WHAT THE EXERCISE ASKS: State how many lines of the data below contain the string "TURN", counting only matches with the same case. Reply with the number alone.

Records of elements and coordinates
* Begin *
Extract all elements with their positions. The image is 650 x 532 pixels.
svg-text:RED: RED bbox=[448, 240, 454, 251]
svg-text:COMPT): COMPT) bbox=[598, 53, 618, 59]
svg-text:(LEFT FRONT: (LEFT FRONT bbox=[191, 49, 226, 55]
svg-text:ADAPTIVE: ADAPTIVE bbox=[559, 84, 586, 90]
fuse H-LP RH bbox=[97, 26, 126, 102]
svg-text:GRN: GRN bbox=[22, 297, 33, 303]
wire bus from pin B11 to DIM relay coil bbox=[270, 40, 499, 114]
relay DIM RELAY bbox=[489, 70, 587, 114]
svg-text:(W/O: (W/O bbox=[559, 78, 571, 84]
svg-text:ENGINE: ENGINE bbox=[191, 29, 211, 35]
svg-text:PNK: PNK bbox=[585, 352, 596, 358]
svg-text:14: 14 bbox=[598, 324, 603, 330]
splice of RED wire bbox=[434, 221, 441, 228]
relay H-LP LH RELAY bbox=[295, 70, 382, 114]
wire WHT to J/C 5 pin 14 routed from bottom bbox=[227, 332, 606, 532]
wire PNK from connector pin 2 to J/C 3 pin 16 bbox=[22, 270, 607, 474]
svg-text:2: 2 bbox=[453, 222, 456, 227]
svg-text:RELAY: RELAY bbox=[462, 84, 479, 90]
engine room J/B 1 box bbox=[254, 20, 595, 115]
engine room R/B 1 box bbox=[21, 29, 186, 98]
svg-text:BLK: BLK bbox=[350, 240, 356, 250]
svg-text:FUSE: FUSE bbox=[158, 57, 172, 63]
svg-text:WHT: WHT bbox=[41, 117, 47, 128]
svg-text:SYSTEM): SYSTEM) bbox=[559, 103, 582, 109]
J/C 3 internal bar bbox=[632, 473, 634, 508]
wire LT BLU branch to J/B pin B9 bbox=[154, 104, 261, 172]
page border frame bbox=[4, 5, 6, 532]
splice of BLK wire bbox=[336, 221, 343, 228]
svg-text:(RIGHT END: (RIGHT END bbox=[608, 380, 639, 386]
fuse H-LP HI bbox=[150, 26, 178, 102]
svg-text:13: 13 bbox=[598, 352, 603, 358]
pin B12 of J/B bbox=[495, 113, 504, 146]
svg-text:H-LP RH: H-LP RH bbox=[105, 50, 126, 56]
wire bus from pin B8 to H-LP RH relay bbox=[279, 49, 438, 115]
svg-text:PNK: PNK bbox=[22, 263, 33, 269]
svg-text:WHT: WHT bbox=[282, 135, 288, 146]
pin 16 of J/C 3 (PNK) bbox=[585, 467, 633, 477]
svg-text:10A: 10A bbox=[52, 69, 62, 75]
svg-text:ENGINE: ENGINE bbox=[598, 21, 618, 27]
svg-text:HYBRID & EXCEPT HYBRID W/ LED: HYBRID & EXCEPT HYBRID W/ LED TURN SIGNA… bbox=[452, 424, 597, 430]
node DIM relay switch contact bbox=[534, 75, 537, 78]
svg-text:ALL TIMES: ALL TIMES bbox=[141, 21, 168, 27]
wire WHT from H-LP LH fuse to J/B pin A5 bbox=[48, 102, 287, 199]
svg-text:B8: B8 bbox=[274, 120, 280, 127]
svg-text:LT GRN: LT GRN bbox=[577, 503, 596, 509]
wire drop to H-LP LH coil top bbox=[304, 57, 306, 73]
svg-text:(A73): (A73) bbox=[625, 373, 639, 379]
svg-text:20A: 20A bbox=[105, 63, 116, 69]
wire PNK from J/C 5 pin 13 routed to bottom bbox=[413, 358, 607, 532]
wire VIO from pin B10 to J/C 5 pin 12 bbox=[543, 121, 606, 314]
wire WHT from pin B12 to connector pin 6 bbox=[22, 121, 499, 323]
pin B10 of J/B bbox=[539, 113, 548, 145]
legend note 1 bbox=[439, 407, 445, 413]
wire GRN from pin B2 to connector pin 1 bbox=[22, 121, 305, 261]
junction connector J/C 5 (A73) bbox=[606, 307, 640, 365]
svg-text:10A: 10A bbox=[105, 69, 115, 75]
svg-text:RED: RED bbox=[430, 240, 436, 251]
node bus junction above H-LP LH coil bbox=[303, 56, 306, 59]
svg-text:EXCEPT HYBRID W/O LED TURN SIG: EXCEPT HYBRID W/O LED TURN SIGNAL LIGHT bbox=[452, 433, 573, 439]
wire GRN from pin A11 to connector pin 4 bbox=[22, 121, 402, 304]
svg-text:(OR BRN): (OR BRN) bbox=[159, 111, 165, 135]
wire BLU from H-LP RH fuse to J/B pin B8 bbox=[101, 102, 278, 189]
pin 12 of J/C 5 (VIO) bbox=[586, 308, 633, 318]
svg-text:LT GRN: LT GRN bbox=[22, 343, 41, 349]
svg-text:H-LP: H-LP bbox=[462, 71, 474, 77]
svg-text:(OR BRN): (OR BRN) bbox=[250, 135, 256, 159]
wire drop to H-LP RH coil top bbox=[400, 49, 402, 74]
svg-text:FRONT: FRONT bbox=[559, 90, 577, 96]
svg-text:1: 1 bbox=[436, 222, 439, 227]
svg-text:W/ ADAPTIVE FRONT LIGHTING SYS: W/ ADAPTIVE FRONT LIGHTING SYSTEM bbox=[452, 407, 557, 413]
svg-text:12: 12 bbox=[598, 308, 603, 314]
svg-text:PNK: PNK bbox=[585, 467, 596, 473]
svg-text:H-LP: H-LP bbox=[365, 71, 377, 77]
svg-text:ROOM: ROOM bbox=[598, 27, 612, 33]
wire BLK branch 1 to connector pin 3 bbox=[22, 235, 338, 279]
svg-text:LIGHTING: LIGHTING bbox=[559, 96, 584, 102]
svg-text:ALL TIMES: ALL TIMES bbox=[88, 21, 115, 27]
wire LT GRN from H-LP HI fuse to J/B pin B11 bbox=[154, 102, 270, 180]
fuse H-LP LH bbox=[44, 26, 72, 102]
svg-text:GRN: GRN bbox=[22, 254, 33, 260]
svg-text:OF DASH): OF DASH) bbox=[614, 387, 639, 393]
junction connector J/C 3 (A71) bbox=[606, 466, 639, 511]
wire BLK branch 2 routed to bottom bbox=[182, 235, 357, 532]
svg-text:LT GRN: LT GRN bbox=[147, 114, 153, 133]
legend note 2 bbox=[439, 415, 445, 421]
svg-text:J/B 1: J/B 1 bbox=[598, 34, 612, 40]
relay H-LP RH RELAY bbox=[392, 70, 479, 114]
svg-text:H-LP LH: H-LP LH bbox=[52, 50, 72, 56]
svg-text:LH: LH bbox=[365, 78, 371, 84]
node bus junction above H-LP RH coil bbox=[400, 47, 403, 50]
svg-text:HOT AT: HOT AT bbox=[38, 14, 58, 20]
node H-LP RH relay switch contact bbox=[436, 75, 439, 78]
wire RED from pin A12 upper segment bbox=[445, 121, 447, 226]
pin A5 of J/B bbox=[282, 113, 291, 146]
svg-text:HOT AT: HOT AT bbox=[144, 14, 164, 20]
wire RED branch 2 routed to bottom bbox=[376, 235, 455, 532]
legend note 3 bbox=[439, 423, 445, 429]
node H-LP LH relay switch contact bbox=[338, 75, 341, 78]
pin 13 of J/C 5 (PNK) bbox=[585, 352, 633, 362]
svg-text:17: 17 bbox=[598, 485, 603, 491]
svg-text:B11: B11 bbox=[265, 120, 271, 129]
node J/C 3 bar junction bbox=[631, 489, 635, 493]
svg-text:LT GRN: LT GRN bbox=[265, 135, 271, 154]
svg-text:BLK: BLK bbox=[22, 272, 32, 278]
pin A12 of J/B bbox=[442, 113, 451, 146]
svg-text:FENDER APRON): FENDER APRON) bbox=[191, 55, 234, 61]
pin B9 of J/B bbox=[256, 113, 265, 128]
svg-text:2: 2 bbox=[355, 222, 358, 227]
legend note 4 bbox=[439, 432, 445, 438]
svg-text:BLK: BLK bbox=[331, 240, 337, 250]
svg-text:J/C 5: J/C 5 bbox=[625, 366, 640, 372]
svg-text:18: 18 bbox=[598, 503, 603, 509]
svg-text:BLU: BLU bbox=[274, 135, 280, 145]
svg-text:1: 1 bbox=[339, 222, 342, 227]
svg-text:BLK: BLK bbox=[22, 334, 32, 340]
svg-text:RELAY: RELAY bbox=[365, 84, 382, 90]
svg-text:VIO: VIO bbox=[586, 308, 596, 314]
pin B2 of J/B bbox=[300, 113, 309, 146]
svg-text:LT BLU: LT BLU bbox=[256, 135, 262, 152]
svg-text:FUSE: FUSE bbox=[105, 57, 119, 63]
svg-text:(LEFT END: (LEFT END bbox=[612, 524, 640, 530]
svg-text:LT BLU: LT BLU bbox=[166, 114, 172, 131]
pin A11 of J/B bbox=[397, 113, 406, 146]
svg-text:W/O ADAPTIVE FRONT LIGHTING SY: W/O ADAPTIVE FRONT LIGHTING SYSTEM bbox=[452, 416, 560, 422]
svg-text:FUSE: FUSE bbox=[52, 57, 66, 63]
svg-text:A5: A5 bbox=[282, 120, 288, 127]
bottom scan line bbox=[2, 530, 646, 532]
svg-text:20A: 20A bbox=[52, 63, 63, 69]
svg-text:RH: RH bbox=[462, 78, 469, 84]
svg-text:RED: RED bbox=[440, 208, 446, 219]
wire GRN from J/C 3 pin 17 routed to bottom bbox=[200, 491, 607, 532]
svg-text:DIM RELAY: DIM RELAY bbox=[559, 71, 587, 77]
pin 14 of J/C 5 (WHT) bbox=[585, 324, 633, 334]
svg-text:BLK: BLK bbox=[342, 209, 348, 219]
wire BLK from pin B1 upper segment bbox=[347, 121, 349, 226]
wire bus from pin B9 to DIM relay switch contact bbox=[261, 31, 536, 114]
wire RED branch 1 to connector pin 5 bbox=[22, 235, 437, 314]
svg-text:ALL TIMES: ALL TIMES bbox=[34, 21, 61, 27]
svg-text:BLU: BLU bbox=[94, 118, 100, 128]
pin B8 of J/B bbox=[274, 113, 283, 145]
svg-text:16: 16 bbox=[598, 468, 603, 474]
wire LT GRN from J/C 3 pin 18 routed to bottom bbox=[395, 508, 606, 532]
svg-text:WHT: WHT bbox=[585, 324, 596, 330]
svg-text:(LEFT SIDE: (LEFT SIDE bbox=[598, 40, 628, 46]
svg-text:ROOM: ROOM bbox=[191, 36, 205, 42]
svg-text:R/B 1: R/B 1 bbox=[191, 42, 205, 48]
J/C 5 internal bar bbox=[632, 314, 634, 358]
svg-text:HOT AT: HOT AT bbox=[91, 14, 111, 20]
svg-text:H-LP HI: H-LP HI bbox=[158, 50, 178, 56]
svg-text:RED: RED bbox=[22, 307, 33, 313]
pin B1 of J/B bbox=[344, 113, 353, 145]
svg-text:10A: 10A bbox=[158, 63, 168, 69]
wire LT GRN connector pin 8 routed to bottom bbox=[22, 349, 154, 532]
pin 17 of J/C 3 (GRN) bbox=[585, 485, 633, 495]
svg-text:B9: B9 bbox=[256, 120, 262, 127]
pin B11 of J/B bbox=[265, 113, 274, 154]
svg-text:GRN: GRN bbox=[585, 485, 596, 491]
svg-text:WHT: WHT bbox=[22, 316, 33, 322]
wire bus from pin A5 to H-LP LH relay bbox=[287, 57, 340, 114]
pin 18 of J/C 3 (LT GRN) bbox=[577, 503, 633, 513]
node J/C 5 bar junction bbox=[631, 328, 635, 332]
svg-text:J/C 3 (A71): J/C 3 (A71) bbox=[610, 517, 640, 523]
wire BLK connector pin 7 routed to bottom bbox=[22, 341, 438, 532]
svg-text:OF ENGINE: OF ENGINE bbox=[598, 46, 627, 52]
* End *
OUTPUT FOR THIS TASK: 2